### TASK A
Which lines in the rows below contain the string "screenshot"? Pick out each one and copy it.

-- Begin DOCUMENT TEXT --

Data Pipelines: Part 1 - Queuing and Messaging Patterns
Current Data Pipelines are built using various queueing and messaging patterns. For the purpose of this blog post, I’m going to break them down into three categories by borrowing terms from ZeroMQ and others. The first two, Publish-Subscribe and Push-Pull are in-memory (volatile memory). The third, we’ll call Streaming which is persisted on disk (non-volatile memory).
Publish-Subscribe (pub-sub), is a messaging pattern where producers (publishers) send messages to consumers (subscribers). Pub-sub allows publishers and subscribers to communicate without being tightly coupled. A publisher may publish messages to any number of topics, and a subscriber may selectively decide from which of those topics they would like to receive messages. Topics (sometimes referred to as subjects), are a way of grouping messages together and provide a means for subscribers to receive only the messages they are interested in while ignoring everything else.

-- End DOCUMENT TEXT --
-- Begin THE RECORDS --

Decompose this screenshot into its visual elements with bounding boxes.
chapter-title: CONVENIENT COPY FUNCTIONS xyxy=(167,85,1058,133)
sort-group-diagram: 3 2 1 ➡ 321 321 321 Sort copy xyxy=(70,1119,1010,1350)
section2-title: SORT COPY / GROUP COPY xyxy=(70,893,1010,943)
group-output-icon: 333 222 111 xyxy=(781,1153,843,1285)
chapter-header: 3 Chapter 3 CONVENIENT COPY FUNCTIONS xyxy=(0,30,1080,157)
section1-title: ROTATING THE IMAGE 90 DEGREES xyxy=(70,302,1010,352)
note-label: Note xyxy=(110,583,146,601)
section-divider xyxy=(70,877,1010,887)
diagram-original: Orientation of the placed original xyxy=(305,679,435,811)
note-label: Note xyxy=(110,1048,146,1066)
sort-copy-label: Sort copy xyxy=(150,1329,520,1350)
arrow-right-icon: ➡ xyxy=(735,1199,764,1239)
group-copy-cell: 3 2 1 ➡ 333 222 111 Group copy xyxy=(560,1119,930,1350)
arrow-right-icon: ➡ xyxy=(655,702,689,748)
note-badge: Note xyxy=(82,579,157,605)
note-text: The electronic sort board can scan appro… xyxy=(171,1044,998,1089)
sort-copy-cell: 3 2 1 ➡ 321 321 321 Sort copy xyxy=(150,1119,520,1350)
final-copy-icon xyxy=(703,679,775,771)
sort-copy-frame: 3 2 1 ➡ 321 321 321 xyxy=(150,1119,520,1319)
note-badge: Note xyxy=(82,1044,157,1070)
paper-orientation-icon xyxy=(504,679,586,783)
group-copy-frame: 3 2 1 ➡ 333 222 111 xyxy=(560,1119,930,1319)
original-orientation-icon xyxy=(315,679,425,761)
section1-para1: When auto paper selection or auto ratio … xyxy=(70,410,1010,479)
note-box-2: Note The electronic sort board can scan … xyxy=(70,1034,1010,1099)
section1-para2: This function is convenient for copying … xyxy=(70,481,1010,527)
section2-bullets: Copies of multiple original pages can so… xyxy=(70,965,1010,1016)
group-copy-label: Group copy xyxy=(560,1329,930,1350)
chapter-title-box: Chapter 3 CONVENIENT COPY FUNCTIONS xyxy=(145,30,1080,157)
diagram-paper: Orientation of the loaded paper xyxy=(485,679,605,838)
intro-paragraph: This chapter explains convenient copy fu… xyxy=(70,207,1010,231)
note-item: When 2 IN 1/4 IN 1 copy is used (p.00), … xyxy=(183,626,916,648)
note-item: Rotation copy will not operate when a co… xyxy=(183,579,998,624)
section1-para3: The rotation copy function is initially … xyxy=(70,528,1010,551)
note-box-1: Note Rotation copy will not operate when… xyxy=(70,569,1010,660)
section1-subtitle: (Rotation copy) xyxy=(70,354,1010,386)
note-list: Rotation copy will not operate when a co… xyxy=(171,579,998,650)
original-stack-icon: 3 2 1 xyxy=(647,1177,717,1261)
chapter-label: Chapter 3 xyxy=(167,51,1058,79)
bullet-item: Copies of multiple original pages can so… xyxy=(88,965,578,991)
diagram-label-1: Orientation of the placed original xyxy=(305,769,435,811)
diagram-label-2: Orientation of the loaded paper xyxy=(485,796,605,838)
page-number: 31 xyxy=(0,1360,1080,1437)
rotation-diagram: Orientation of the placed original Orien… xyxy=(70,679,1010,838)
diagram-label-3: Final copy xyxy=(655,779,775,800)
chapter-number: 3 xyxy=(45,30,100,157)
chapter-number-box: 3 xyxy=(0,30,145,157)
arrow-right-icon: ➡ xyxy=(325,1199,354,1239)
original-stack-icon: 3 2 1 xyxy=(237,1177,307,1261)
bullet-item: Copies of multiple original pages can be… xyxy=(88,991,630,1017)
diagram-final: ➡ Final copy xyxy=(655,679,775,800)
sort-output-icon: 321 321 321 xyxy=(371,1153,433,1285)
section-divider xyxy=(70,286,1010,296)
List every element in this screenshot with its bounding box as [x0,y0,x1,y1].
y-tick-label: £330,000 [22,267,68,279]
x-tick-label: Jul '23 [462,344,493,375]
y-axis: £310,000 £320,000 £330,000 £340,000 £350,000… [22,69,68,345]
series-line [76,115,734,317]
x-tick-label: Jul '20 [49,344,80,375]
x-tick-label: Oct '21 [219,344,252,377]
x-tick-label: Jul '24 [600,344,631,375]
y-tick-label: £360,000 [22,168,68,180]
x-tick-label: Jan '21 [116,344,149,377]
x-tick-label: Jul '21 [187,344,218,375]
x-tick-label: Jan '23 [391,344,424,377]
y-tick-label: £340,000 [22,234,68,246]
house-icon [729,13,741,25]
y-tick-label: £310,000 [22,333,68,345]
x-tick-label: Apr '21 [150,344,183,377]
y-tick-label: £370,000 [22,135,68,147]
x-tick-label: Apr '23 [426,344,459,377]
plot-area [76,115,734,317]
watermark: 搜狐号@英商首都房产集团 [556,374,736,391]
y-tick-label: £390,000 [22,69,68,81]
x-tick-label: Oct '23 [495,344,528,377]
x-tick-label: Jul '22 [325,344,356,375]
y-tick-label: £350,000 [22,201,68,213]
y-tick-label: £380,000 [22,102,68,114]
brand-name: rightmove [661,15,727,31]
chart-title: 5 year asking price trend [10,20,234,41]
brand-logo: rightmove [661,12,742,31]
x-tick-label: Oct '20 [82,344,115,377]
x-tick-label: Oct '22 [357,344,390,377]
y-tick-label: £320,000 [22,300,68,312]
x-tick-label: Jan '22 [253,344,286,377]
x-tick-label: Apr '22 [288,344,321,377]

-- End THE RECORDS --

### TASK B
Could you transcribe the data pipelines post above, everything from "Data Pipelines: Part" down to "disk (non-volatile memory)."?

### WRITTEN REPLY A
Decompose this screenshot into its visual elements with bounding boxes.
List every element in this screenshot with its bounding box as [x0,y0,x1,y1].

### WRITTEN REPLY B
Data Pipelines: Part 1 - Queuing and Messaging Patterns
Current Data Pipelines are built using various queueing and messaging patterns. For the purpose of this blog post, I’m going to break them down into three categories by borrowing terms from ZeroMQ and others. The first two, Publish-Subscribe and Push-Pull are in-memory (volatile memory). The third, we’ll call Streaming which is persisted on disk (non-volatile memory).